## PROBLEM TO WORK ON
Show, in full, each line of the data that contains "апісанне".

## DATA SHOWN
........

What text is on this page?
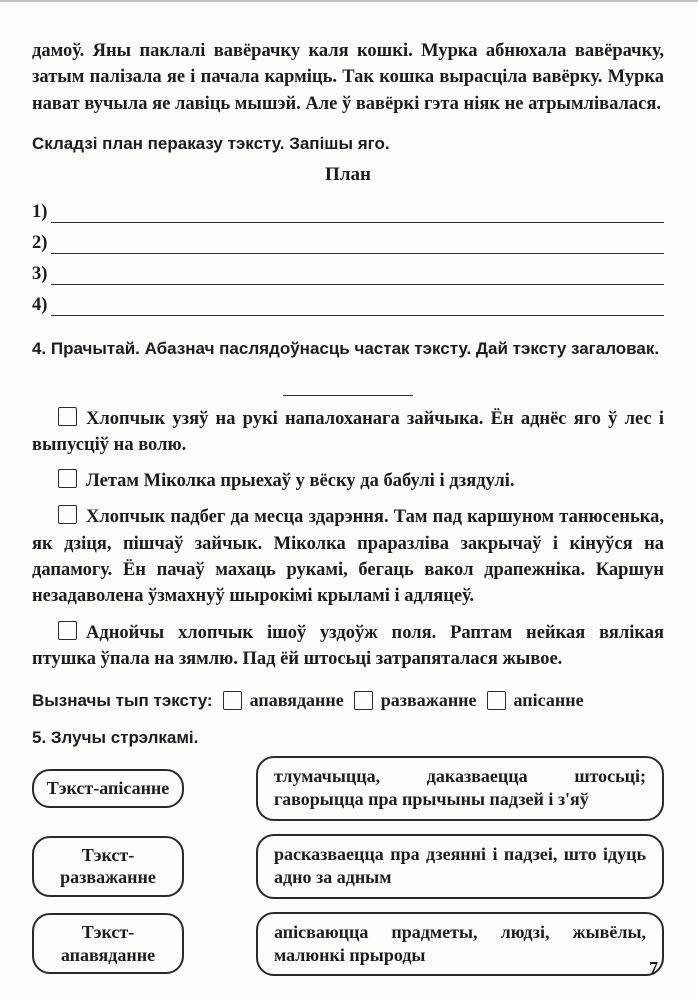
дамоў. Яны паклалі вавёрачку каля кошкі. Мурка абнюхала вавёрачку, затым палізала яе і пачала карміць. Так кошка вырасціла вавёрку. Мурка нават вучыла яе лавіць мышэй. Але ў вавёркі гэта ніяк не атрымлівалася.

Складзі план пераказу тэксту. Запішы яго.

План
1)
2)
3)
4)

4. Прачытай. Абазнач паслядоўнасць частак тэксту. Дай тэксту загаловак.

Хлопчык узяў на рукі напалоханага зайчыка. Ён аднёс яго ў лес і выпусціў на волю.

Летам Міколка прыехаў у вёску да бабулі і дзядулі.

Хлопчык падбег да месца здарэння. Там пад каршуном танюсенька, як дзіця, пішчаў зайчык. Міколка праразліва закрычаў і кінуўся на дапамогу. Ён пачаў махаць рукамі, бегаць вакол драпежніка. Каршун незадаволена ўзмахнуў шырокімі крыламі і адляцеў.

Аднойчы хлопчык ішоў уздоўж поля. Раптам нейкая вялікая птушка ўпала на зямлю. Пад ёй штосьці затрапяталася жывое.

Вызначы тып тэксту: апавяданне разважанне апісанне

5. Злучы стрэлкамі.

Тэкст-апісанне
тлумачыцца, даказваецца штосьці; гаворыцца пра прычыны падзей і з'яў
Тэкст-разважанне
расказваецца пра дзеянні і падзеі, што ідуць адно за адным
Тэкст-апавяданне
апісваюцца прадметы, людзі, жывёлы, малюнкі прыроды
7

........

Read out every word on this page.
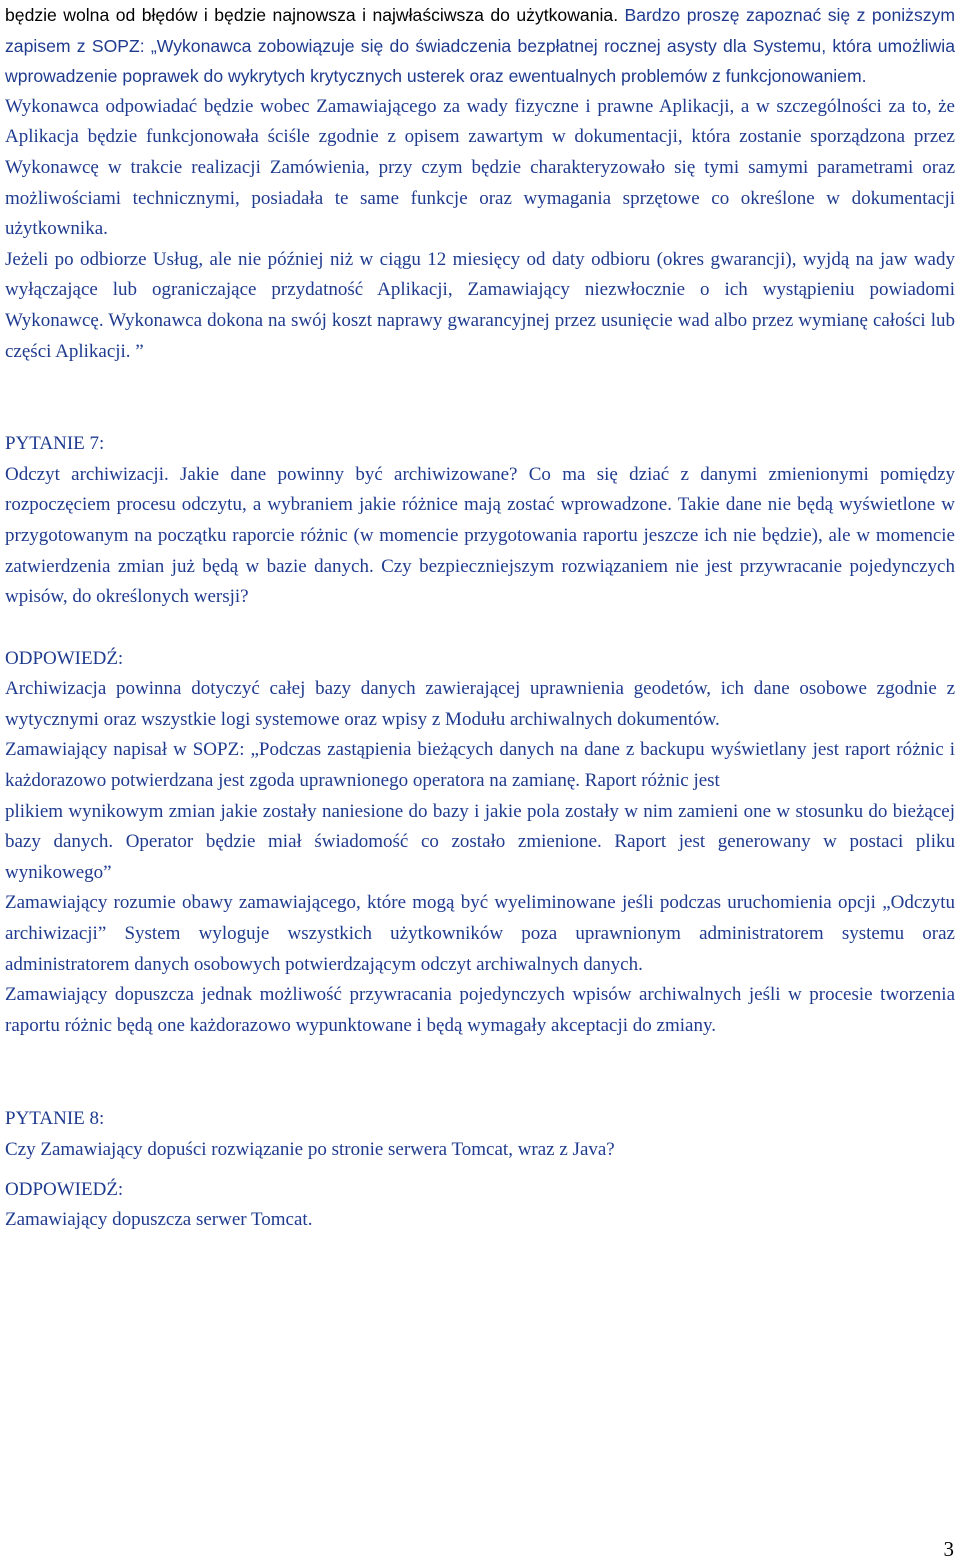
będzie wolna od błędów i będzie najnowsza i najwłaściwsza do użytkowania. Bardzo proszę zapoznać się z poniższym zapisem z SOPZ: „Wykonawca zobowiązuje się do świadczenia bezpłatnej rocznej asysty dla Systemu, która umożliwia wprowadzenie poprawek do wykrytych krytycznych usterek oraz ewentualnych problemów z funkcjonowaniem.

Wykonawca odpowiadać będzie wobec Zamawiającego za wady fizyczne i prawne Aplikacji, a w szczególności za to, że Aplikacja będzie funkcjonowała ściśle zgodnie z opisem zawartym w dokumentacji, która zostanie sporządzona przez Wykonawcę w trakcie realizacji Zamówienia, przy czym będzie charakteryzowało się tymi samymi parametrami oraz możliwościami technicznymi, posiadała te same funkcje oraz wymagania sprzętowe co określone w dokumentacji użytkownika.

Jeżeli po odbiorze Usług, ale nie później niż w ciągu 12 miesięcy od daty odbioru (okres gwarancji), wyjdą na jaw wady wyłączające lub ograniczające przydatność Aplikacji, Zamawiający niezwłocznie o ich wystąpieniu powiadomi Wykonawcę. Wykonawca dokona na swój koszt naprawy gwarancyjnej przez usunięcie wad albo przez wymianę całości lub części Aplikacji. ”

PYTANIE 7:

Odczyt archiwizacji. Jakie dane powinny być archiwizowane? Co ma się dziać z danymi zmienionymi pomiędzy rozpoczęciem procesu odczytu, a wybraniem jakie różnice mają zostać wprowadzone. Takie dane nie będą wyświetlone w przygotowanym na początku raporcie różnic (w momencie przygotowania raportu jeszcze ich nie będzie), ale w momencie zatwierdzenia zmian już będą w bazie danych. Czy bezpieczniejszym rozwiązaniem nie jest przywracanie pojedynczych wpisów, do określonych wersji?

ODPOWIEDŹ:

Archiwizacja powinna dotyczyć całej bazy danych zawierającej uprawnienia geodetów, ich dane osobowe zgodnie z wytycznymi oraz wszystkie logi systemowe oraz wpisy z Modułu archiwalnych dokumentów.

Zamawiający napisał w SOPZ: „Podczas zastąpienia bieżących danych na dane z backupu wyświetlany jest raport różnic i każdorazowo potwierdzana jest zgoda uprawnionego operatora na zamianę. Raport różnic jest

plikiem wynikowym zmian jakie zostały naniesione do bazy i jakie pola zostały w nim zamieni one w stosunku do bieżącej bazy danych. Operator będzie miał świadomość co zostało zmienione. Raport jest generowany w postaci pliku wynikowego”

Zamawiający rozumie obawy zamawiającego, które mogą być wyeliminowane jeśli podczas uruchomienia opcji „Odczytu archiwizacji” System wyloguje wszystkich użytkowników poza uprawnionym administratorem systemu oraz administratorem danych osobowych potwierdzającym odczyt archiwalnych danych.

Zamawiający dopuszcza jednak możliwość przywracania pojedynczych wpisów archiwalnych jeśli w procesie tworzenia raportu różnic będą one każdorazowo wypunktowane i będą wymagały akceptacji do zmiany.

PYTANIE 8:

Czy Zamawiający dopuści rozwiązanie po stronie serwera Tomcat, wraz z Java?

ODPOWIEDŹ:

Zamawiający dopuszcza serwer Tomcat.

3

........

## COMPLETE OUTPUT
Вызначы тып тэксту: апавяданне разважанне апісанне
Тэкст-апісанне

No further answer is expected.